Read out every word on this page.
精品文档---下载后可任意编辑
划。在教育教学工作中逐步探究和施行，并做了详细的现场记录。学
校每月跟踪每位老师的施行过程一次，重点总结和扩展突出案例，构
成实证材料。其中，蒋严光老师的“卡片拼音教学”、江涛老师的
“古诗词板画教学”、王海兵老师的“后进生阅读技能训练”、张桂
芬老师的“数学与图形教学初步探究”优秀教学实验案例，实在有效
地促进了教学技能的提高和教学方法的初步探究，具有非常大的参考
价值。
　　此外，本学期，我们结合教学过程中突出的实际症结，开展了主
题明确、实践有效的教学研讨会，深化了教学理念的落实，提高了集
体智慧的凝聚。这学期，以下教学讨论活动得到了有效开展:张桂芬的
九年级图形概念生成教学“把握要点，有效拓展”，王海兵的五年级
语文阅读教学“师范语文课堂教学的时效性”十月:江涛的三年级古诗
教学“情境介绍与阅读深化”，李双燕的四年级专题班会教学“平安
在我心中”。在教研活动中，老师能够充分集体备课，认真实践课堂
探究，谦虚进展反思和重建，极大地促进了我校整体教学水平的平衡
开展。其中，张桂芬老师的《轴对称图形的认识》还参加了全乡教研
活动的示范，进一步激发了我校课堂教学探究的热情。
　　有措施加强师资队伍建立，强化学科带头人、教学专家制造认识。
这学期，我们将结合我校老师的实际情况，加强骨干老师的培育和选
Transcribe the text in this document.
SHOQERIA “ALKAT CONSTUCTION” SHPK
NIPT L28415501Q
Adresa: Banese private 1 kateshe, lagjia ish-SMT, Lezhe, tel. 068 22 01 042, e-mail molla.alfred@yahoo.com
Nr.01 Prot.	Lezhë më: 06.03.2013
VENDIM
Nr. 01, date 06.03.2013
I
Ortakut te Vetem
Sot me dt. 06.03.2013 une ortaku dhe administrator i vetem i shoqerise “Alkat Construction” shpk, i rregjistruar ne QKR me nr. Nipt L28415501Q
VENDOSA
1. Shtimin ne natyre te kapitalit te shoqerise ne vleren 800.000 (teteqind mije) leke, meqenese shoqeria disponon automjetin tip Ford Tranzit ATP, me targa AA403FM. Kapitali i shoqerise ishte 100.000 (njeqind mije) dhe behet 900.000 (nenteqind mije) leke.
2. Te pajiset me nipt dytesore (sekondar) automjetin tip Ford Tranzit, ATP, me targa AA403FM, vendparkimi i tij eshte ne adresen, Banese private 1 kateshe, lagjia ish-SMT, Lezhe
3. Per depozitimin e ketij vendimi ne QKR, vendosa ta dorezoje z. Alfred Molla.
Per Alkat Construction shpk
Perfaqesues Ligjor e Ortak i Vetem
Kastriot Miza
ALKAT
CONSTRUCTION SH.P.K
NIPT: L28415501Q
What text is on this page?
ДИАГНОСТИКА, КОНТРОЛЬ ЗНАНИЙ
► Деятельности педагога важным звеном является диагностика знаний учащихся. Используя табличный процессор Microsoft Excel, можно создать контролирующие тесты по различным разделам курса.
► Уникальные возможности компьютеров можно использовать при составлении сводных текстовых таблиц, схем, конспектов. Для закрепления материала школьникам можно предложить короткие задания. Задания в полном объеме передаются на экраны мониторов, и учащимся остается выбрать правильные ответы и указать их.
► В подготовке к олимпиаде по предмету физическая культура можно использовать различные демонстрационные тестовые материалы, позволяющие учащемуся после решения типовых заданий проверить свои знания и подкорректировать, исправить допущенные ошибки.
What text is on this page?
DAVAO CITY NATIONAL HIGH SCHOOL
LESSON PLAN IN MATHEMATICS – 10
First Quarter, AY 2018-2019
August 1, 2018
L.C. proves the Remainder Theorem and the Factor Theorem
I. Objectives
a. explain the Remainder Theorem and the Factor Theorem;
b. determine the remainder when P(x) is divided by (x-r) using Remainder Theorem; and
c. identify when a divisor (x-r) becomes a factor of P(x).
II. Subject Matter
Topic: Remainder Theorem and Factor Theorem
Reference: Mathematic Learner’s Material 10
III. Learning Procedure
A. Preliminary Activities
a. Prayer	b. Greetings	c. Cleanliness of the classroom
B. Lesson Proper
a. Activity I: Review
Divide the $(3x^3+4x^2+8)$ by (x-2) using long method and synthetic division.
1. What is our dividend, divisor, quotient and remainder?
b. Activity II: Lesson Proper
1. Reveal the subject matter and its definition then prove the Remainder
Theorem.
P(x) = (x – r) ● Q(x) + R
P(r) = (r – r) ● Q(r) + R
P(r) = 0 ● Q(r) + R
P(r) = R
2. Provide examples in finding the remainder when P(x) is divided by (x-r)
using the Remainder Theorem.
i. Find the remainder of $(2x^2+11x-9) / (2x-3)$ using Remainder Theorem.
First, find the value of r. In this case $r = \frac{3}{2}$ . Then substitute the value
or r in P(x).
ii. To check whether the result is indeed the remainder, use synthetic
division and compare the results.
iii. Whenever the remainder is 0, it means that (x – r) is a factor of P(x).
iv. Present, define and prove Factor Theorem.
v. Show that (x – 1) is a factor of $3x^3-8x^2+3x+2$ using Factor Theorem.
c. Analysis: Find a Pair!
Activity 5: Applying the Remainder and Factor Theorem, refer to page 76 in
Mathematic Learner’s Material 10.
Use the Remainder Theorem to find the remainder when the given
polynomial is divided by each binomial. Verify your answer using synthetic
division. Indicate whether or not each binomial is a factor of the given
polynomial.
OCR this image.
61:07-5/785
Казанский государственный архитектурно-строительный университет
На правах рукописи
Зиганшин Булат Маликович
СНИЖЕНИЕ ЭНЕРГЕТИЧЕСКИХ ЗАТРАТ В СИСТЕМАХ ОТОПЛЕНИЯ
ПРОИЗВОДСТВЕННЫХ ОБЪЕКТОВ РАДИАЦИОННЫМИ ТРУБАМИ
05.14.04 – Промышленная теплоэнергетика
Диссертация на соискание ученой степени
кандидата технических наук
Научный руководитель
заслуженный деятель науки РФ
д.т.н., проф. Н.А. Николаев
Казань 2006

Task objective =>
Write out the entire listing exactly.

Answer in full =>
Read out every word on this page.
精品文档---下载后可任意编辑
划。在教育教学工作中逐步探究和施行，并做了详细的现场记录。学
校每月跟踪每位老师的施行过程一次，重点总结和扩展突出案例，构
成实证材料。其中，蒋严光老师的“卡片拼音教学”、江涛老师的
“古诗词板画教学”、王海兵老师的“后进生阅读技能训练”、张桂
芬老师的“数学与图形教学初步探究”优秀教学实验案例，实在有效
地促进了教学技能的提高和教学方法的初步探究，具有非常大的参考
价值。
　　此外，本学期，我们结合教学过程中突出的实际症结，开展了主
题明确、实践有效的教学研讨会，深化了教学理念的落实，提高了集
体智慧的凝聚。这学期，以下教学讨论活动得到了有效开展:张桂芬的
九年级图形概念生成教学“把握要点，有效拓展”，王海兵的五年级
语文阅读教学“师范语文课堂教学的时效性”十月:江涛的三年级古诗
教学“情境介绍与阅读深化”，李双燕的四年级专题班会教学“平安
在我心中”。在教研活动中，老师能够充分集体备课，认真实践课堂
探究，谦虚进展反思和重建，极大地促进了我校整体教学水平的平衡
开展。其中，张桂芬老师的《轴对称图形的认识》还参加了全乡教研
活动的示范，进一步激发了我校课堂教学探究的热情。
　　有措施加强师资队伍建立，强化学科带头人、教学专家制造认识。
这学期，我们将结合我校老师的实际情况，加强骨干老师的培育和选
Transcribe the text in this document.
SHOQERIA “ALKAT CONSTUCTION” SHPK
NIPT L28415501Q
Adresa: Banese private 1 kateshe, lagjia ish-SMT, Lezhe, tel. 068 22 01 042, e-mail molla.alfred@yahoo.com
Nr.01 Prot.	Lezhë më: 06.03.2013
VENDIM
Nr. 01, date 06.03.2013
I
Ortakut te Vetem
Sot me dt. 06.03.2013 une ortaku dhe administrator i vetem i shoqerise “Alkat Construction” shpk, i rregjistruar ne QKR me nr. Nipt L28415501Q
VENDOSA
1. Shtimin ne natyre te kapitalit te shoqerise ne vleren 800.000 (teteqind mije) leke, meqenese shoqeria disponon automjetin tip Ford Tranzit ATP, me targa AA403FM. Kapitali i shoqerise ishte 100.000 (njeqind mije) dhe behet 900.000 (nenteqind mije) leke.
2. Te pajiset me nipt dytesore (sekondar) automjetin tip Ford Tranzit, ATP, me targa AA403FM, vendparkimi i tij eshte ne adresen, Banese private 1 kateshe, lagjia ish-SMT, Lezhe
3. Per depozitimin e ketij vendimi ne QKR, vendosa ta dorezoje z. Alfred Molla.
Per Alkat Construction shpk
Perfaqesues Ligjor e Ortak i Vetem
Kastriot Miza
ALKAT
CONSTRUCTION SH.P.K
NIPT: L28415501Q
What text is on this page?
ДИАГНОСТИКА, КОНТРОЛЬ ЗНАНИЙ
► Деятельности педагога важным звеном является диагностика знаний учащихся. Используя табличный процессор Microsoft Excel, можно создать контролирующие тесты по различным разделам курса.
► Уникальные возможности компьютеров можно использовать при составлении сводных текстовых таблиц, схем, конспектов. Для закрепления материала школьникам можно предложить короткие задания. Задания в полном объеме передаются на экраны мониторов, и учащимся остается выбрать правильные ответы и указать их.
► В подготовке к олимпиаде по предмету физическая культура можно использовать различные демонстрационные тестовые материалы, позволяющие учащемуся после решения типовых заданий проверить свои знания и подкорректировать, исправить допущенные ошибки.
What text is on this page?
DAVAO CITY NATIONAL HIGH SCHOOL
LESSON PLAN IN MATHEMATICS – 10
First Quarter, AY 2018-2019
August 1, 2018
L.C. proves the Remainder Theorem and the Factor Theorem
I. Objectives
a. explain the Remainder Theorem and the Factor Theorem;
b. determine the remainder when P(x) is divided by (x-r) using Remainder Theorem; and
c. identify when a divisor (x-r) becomes a factor of P(x).
II. Subject Matter
Topic: Remainder Theorem and Factor Theorem
Reference: Mathematic Learner’s Material 10
III. Learning Procedure
A. Preliminary Activities
a. Prayer	b. Greetings	c. Cleanliness of the classroom
B. Lesson Proper
a. Activity I: Review
Divide the $(3x^3+4x^2+8)$ by (x-2) using long method and synthetic division.
1. What is our dividend, divisor, quotient and remainder?
b. Activity II: Lesson Proper
1. Reveal the subject matter and its definition then prove the Remainder
Theorem.
P(x) = (x – r) ● Q(x) + R
P(r) = (r – r) ● Q(r) + R
P(r) = 0 ● Q(r) + R
P(r) = R
2. Provide examples in finding the remainder when P(x) is divided by (x-r)
using the Remainder Theorem.
i. Find the remainder of $(2x^2+11x-9) / (2x-3)$ using Remainder Theorem.
First, find the value of r. In this case $r = \frac{3}{2}$ . Then substitute the value
or r in P(x).
ii. To check whether the result is indeed the remainder, use synthetic
division and compare the results.
iii. Whenever the remainder is 0, it means that (x – r) is a factor of P(x).
iv. Present, define and prove Factor Theorem.
v. Show that (x – 1) is a factor of $3x^3-8x^2+3x+2$ using Factor Theorem.
c. Analysis: Find a Pair!
Activity 5: Applying the Remainder and Factor Theorem, refer to page 76 in
Mathematic Learner’s Material 10.
Use the Remainder Theorem to find the remainder when the given
polynomial is divided by each binomial. Verify your answer using synthetic
division. Indicate whether or not each binomial is a factor of the given
polynomial.
OCR this image.
61:07-5/785
Казанский государственный архитектурно-строительный университет
На правах рукописи
Зиганшин Булат Маликович
СНИЖЕНИЕ ЭНЕРГЕТИЧЕСКИХ ЗАТРАТ В СИСТЕМАХ ОТОПЛЕНИЯ
ПРОИЗВОДСТВЕННЫХ ОБЪЕКТОВ РАДИАЦИОННЫМИ ТРУБАМИ
05.14.04 – Промышленная теплоэнергетика
Диссертация на соискание ученой степени
кандидата технических наук
Научный руководитель
заслуженный деятель науки РФ
д.т.н., проф. Н.А. Николаев
Казань 2006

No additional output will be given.